TASK DESCRIPTION:
Review the listing and copy each line that holds the word "Jack".

DATA SHOWN:

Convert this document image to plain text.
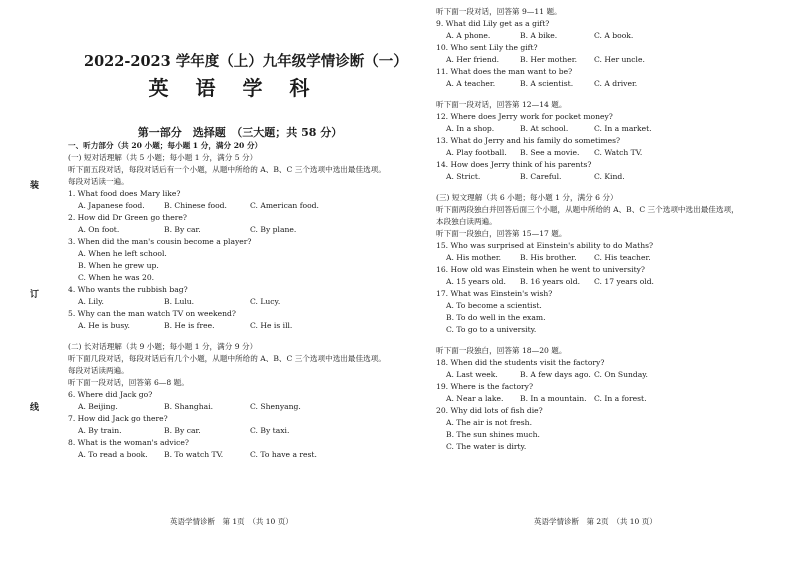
装
订
线
2022-2023 学年度（上）九年级学情诊断（一）
英 语 学 科
第一部分　选择题　（三大题；共 58 分）
一、听力部分（共 20 小题；每小题 1 分，满分 20 分）
(一) 短对话理解（共 5 小题；每小题 1 分，满分 5 分）
听下面五段对话，每段对话后有一个小题，从题中所给的 A、B、C 三个选项中选出最佳选项。
每段对话读一遍。
1. What food does Mary like?
A. Japanese food.	B. Chinese food.	C. American food.
2. How did Dr Green go there?
A. On foot.	B. By car.	C. By plane.
3. When did the man's cousin become a player?
A. When he left school.
B. When he grew up.
C. When he was 20.
4. Who wants the rubbish bag?
A. Lily.	B. Lulu.	C. Lucy.
5. Why can the man watch TV on weekend?
A. He is busy.	B. He is free.	C. He is ill.
(二) 长对话理解（共 9 小题；每小题 1 分，满分 9 分）
听下面几段对话，每段对话后有几个小题，从题中所给的 A、B、C 三个选项中选出最佳选项。
每段对话读两遍。
听下面一段对话，回答第 6—8 题。
6. Where did Jack go?
A. Beijing.	B. Shanghai.	C. Shenyang.
7. How did Jack go there?
A. By train.	B. By car.	C. By taxi.
8. What is the woman's advice?
A. To read a book.	B. To watch TV.	C. To have a rest.
英语学情诊断　第 1页　（共 10 页）
听下面一段对话，回答第 9—11 题。
9. What did Lily get as a gift?
A. A phone.	B. A bike.	C. A book.
10. Who sent Lily the gift?
A. Her friend.	B. Her mother.	C. Her uncle.
11. What does the man want to be?
A. A teacher.	B. A scientist.	C. A driver.
听下面一段对话，回答第 12—14 题。
12. Where does Jerry work for pocket money?
A. In a shop.	B. At school.	C. In a market.
13. What do Jerry and his family do sometimes?
A. Play football.	B. See a movie.	C. Watch TV.
14. How does Jerry think of his parents?
A. Strict.	B. Careful.	C. Kind.
(三) 短文理解（共 6 小题；每小题 1 分，满分 6 分）
听下面两段独白并回答后面三个小题，从题中所给的 A、B、C 三个选项中选出最佳选项，
本段独白读两遍。
听下面一段独白，回答第 15—17 题。
15. Who was surprised at Einstein's ability to do Maths?
A. His mother.	B. His brother.	C. His teacher.
16. How old was Einstein when he went to university?
A. 15 years old.	B. 16 years old.	C. 17 years old.
17. What was Einstein's wish?
A. To become a scientist.
B. To do well in the exam.
C. To go to a university.
听下面一段独白，回答第 18—20 题。
18. When did the students visit the factory?
A. Last week.	B. A few days ago. C. On Sunday.
19. Where is the factory?
A. Near a lake.	B. In a mountain. C. In a forest.
20. Why did lots of fish die?
A. The air is not fresh.
B. The sun shines much.
C. The water is dirty.
英语学情诊断　第 2页　（共 10 页）
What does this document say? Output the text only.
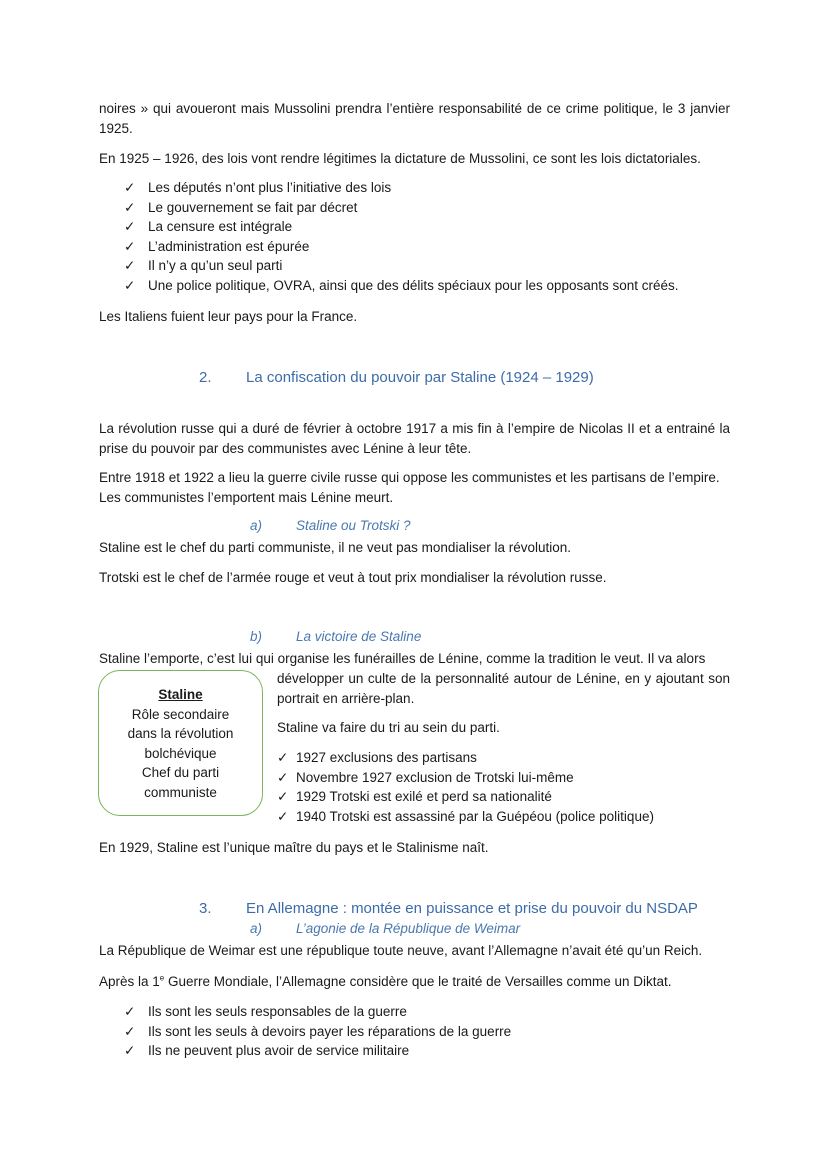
noires » qui avoueront mais Mussolini prendra l’entière responsabilité de ce crime politique, le 3 janvier 1925.
En 1925 – 1926, des lois vont rendre légitimes la dictature de Mussolini, ce sont les lois dictatoriales.
✓ Les députés n’ont plus l’initiative des lois
✓ Le gouvernement se fait par décret
✓ La censure est intégrale
✓ L’administration est épurée
✓ Il n’y a qu’un seul parti
✓ Une police politique, OVRA, ainsi que des délits spéciaux pour les opposants sont créés.
Les Italiens fuient leur pays pour la France.
2. La confiscation du pouvoir par Staline (1924 – 1929)
La révolution russe qui a duré de février à octobre 1917 a mis fin à l’empire de Nicolas II et a entrainé la prise du pouvoir par des communistes avec Lénine à leur tête.
Entre 1918 et 1922 a lieu la guerre civile russe qui oppose les communistes et les partisans de l’empire. Les communistes l’emportent mais Lénine meurt.
a)	Staline ou Trotski ?
Staline est le chef du parti communiste, il ne veut pas mondialiser la révolution.
Trotski est le chef de l’armée rouge et veut à tout prix mondialiser la révolution russe.
b)	La victoire de Staline
Staline l’emporte, c’est lui qui organise les funérailles de Lénine, comme la tradition le veut. Il va alors
Staline
Rôle secondaire
dans la révolution
bolchévique
Chef du parti
communiste
développer un culte de la personnalité autour de Lénine, en y ajoutant son portrait en arrière-plan.
Staline va faire du tri au sein du parti.
✓ 1927 exclusions des partisans
✓ Novembre 1927 exclusion de Trotski lui-même
✓ 1929 Trotski est exilé et perd sa nationalité
✓ 1940 Trotski est assassiné par la Guépéou (police politique)
En 1929, Staline est l’unique maître du pays et le Stalinisme naît.
3. En Allemagne : montée en puissance et prise du pouvoir du NSDAP
a)	L’agonie de la République de Weimar
La République de Weimar est une république toute neuve, avant l’Allemagne n’avait été qu’un Reich.
Après la 1e Guerre Mondiale, l’Allemagne considère que le traité de Versailles comme un Diktat.
✓ Ils sont les seuls responsables de la guerre
✓ Ils sont les seuls à devoirs payer les réparations de la guerre
✓ Ils ne peuvent plus avoir de service militaire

SOLUTION:
6. Where did Jack go?
7. How did Jack go there?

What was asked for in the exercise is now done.